## Written exercise
In the records that follow, show each line where the word "месту" is present.

#####

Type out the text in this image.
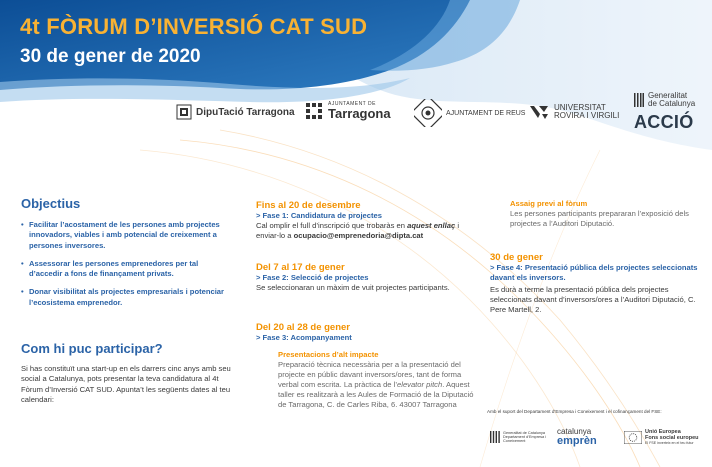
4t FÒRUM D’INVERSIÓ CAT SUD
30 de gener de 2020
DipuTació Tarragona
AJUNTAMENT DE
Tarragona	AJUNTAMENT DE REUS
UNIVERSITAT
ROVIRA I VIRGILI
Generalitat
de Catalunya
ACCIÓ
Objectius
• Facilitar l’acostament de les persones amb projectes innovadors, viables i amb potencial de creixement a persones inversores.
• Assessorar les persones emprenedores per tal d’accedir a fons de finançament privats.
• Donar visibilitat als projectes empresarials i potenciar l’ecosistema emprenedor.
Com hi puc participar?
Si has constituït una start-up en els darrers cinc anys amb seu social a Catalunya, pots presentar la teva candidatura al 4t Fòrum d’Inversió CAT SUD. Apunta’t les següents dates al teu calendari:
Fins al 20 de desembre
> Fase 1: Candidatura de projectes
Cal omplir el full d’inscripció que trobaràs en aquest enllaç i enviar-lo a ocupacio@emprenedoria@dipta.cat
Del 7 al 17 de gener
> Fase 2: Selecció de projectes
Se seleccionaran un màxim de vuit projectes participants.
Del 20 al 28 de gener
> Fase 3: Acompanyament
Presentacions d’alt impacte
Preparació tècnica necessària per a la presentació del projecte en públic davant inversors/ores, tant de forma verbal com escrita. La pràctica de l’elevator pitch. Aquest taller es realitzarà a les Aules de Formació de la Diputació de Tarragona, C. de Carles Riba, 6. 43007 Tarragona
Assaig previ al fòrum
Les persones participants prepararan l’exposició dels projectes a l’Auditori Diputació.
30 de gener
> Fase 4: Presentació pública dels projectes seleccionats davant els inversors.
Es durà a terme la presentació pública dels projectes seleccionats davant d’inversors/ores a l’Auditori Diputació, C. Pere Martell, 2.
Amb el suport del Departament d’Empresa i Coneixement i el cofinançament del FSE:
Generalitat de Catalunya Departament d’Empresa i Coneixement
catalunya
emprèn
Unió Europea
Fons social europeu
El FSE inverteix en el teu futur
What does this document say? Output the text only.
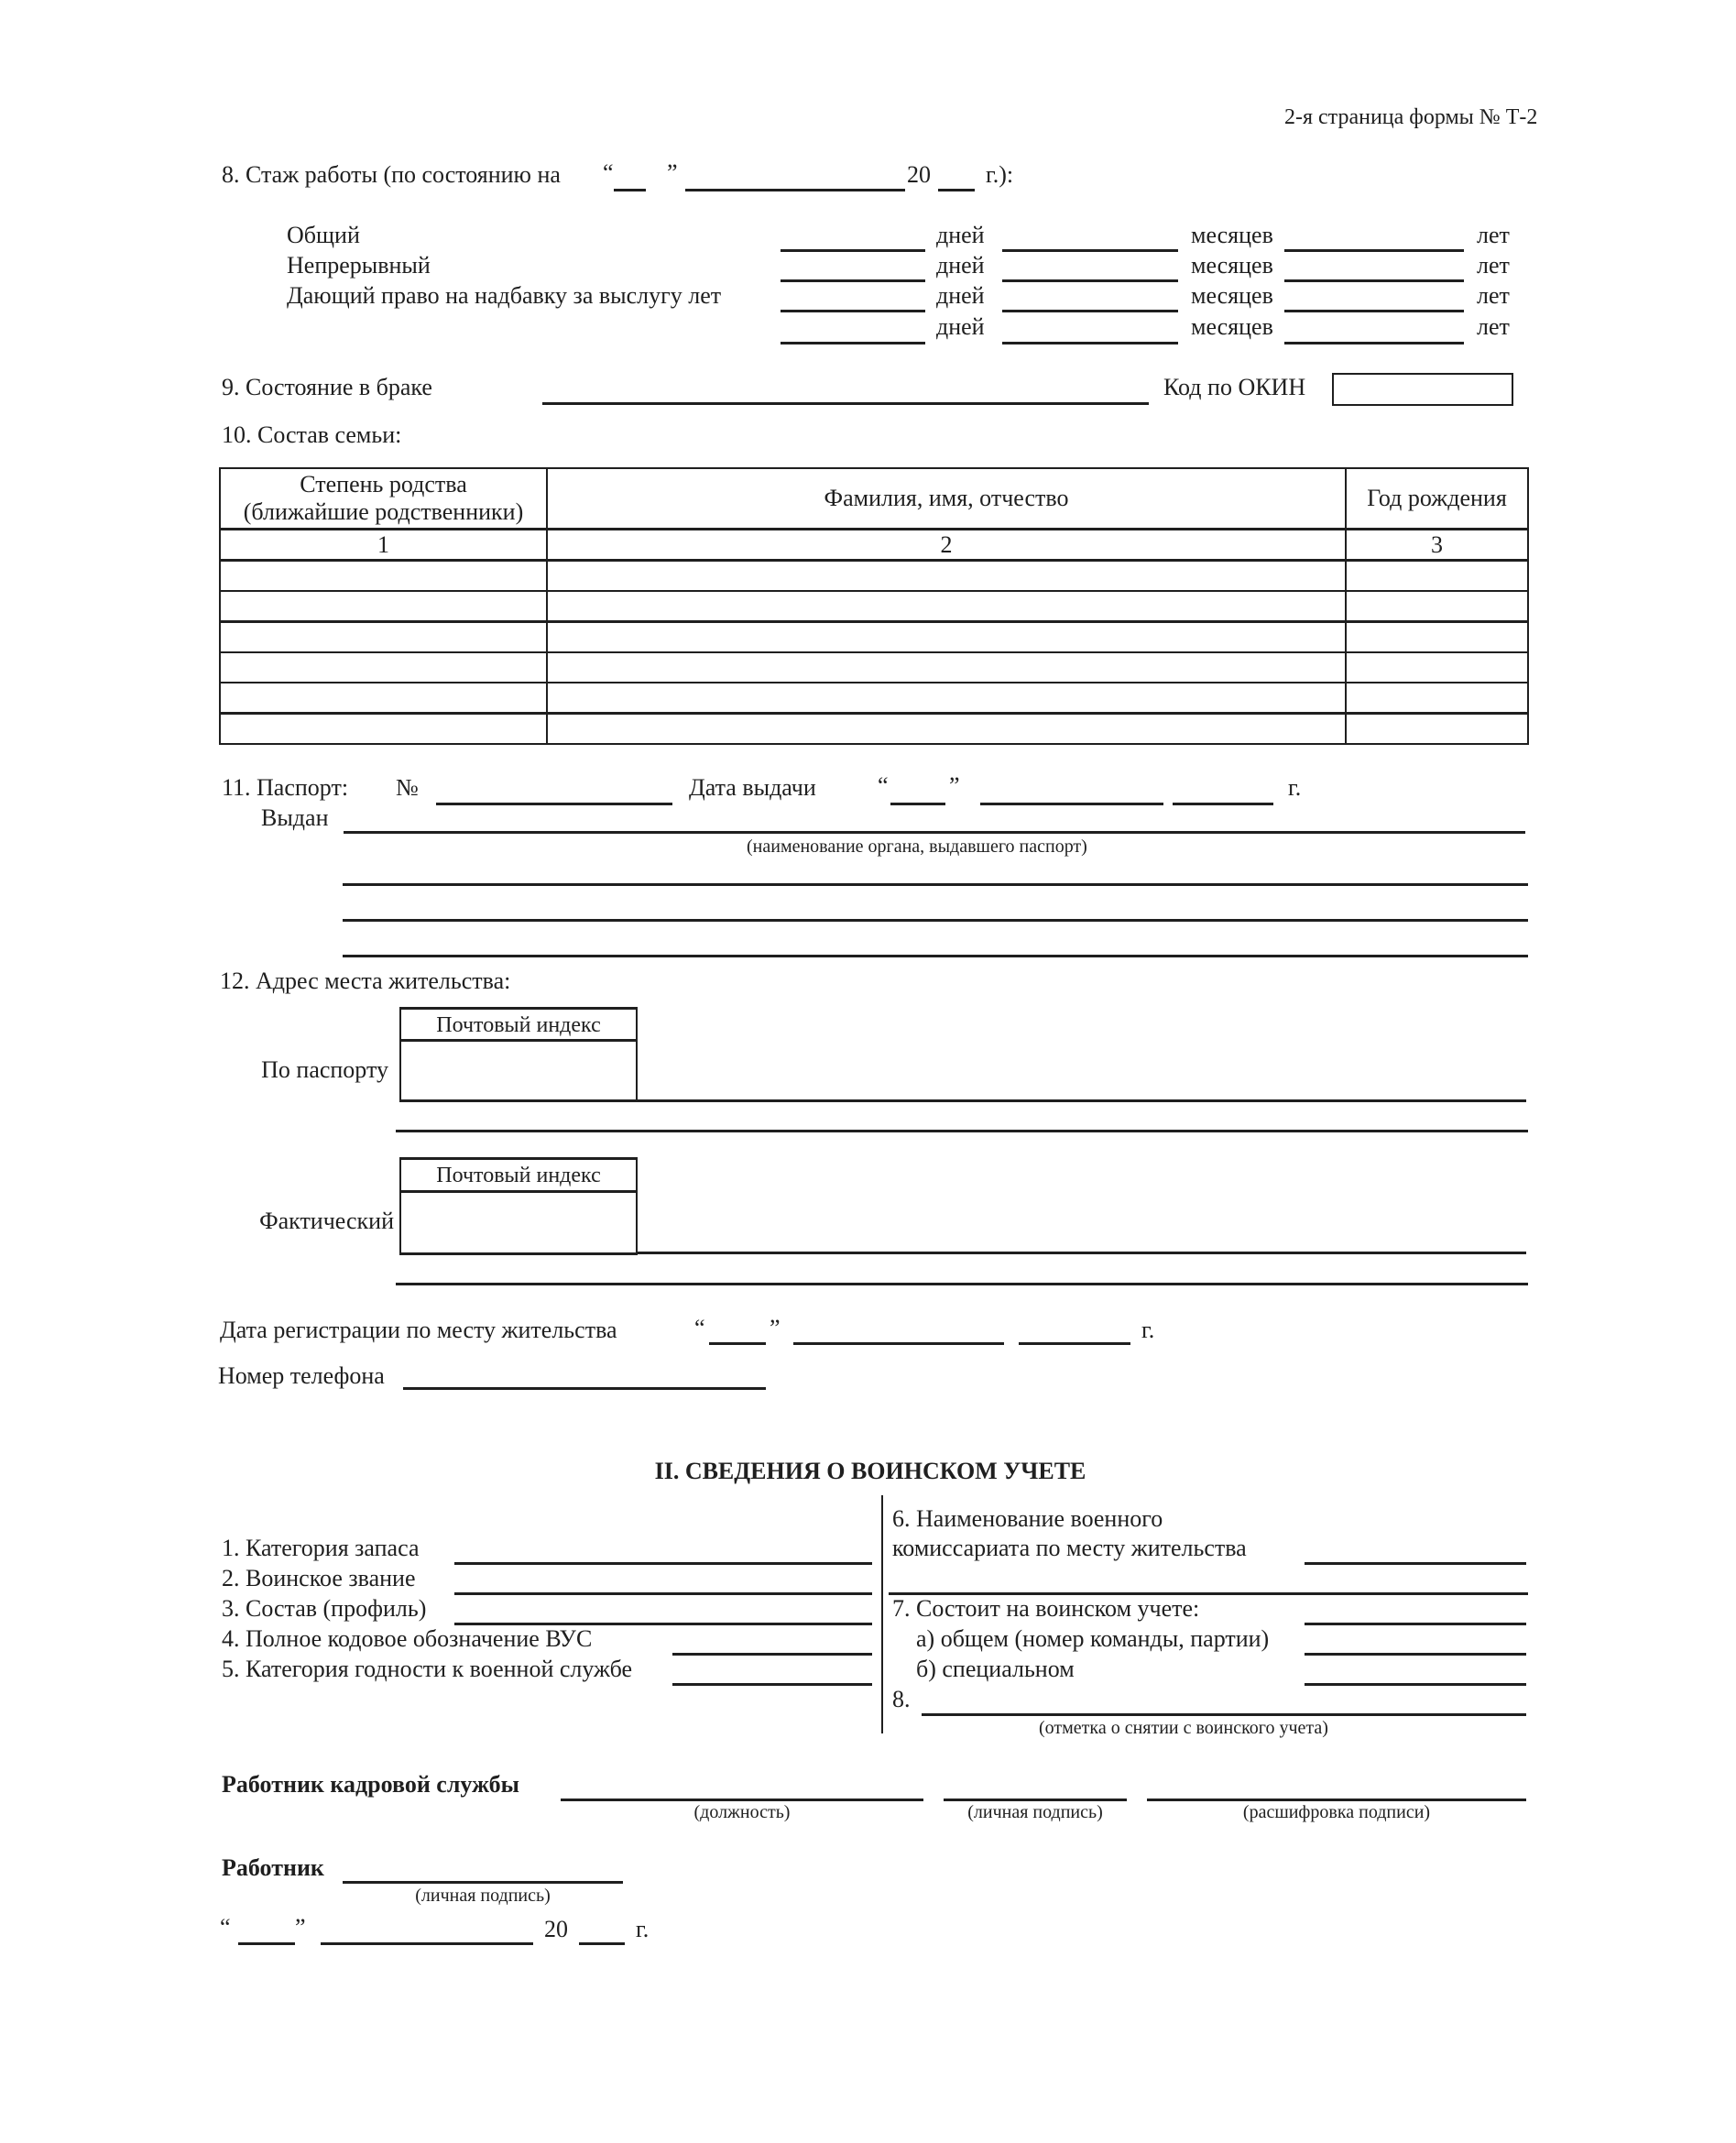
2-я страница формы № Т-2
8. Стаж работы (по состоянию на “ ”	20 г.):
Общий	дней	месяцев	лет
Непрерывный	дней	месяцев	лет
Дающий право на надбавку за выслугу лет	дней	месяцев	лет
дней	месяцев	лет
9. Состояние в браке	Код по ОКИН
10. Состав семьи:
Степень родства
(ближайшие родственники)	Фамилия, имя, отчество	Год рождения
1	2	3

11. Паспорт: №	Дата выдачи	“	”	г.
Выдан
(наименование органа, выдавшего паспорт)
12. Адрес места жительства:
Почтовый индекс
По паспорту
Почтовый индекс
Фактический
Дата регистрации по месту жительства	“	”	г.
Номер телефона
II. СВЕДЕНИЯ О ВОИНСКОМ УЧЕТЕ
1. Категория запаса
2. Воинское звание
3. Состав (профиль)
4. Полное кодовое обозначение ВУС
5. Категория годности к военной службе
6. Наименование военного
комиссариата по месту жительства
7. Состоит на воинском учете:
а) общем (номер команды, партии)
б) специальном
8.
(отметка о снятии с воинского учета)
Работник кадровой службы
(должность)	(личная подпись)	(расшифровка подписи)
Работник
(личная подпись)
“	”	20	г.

#####

## Answer for this exercise
Дата регистрации по месту жительства	“	”	г.
комиссариата по месту жительства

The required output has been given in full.